> _EXERCISE REQUIREMENTS_
Copy the records word for word, from the first line through the line containing "sticker-cry-text: 애애앵 [214,1792,264,1813]", inclusive.
#####
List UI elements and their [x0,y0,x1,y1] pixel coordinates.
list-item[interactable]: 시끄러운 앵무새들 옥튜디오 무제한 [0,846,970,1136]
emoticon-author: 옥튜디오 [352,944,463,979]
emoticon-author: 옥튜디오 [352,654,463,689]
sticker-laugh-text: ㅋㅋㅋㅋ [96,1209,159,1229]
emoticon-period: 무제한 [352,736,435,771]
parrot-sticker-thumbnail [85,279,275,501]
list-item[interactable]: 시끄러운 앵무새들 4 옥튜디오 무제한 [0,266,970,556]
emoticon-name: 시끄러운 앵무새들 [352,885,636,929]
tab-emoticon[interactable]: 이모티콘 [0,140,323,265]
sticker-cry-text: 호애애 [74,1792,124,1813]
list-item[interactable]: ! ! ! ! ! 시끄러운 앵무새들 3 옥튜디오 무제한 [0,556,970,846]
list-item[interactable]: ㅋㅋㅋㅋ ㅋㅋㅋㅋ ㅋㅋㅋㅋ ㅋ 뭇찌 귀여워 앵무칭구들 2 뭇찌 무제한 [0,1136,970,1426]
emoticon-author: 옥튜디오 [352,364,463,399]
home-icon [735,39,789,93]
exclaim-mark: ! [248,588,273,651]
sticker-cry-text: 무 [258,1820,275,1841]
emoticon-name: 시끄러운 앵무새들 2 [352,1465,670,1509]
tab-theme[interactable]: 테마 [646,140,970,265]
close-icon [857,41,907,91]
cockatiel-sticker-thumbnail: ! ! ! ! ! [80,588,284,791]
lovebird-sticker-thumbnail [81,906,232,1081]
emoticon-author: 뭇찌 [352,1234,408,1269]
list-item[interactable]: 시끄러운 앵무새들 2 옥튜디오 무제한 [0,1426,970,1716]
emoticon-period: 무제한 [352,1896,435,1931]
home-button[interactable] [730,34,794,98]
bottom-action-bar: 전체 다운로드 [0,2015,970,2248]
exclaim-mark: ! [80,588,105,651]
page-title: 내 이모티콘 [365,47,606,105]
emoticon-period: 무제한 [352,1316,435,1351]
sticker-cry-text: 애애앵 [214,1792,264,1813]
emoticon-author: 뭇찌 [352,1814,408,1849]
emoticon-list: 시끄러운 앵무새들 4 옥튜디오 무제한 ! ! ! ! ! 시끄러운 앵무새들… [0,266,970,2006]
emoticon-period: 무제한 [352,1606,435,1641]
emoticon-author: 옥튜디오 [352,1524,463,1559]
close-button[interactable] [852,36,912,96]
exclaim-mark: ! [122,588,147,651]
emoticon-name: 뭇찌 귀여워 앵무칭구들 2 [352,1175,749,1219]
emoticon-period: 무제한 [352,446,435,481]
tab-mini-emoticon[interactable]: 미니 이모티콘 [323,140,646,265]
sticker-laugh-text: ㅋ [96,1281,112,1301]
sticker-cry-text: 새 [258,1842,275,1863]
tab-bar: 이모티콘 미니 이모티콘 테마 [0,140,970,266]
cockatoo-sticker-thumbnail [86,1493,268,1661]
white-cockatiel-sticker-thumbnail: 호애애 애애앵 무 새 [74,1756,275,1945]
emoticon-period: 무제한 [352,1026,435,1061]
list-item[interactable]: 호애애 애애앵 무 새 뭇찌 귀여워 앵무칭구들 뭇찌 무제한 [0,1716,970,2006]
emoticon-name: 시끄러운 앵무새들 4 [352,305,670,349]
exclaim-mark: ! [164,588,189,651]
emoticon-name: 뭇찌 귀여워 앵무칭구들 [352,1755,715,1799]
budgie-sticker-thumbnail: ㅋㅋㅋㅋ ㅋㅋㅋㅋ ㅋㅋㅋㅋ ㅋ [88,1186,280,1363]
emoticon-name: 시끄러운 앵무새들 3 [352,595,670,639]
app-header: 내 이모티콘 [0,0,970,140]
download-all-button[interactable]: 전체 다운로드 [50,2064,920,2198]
#####
> _THE SOLUTION_
List UI elements and their [x0,y0,x1,y1] pixel coordinates.
list-item[interactable]: 시끄러운 앵무새들 옥튜디오 무제한 [0,846,970,1136]
emoticon-author: 옥튜디오 [352,944,463,979]
emoticon-author: 옥튜디오 [352,654,463,689]
sticker-laugh-text: ㅋㅋㅋㅋ [96,1209,159,1229]
emoticon-period: 무제한 [352,736,435,771]
parrot-sticker-thumbnail [85,279,275,501]
list-item[interactable]: 시끄러운 앵무새들 4 옥튜디오 무제한 [0,266,970,556]
emoticon-name: 시끄러운 앵무새들 [352,885,636,929]
tab-emoticon[interactable]: 이모티콘 [0,140,323,265]
sticker-cry-text: 호애애 [74,1792,124,1813]
list-item[interactable]: ! ! ! ! ! 시끄러운 앵무새들 3 옥튜디오 무제한 [0,556,970,846]
list-item[interactable]: ㅋㅋㅋㅋ ㅋㅋㅋㅋ ㅋㅋㅋㅋ ㅋ 뭇찌 귀여워 앵무칭구들 2 뭇찌 무제한 [0,1136,970,1426]
emoticon-author: 옥튜디오 [352,364,463,399]
home-icon [735,39,789,93]
exclaim-mark: ! [248,588,273,651]
sticker-cry-text: 무 [258,1820,275,1841]
emoticon-name: 시끄러운 앵무새들 2 [352,1465,670,1509]
tab-theme[interactable]: 테마 [646,140,970,265]
close-icon [857,41,907,91]
cockatiel-sticker-thumbnail: ! ! ! ! ! [80,588,284,791]
lovebird-sticker-thumbnail [81,906,232,1081]
emoticon-author: 뭇찌 [352,1234,408,1269]
list-item[interactable]: 시끄러운 앵무새들 2 옥튜디오 무제한 [0,1426,970,1716]
emoticon-period: 무제한 [352,1896,435,1931]
home-button[interactable] [730,34,794,98]
bottom-action-bar: 전체 다운로드 [0,2015,970,2248]
exclaim-mark: ! [80,588,105,651]
page-title: 내 이모티콘 [365,47,606,105]
emoticon-period: 무제한 [352,1316,435,1351]
sticker-cry-text: 애애앵 [214,1792,264,1813]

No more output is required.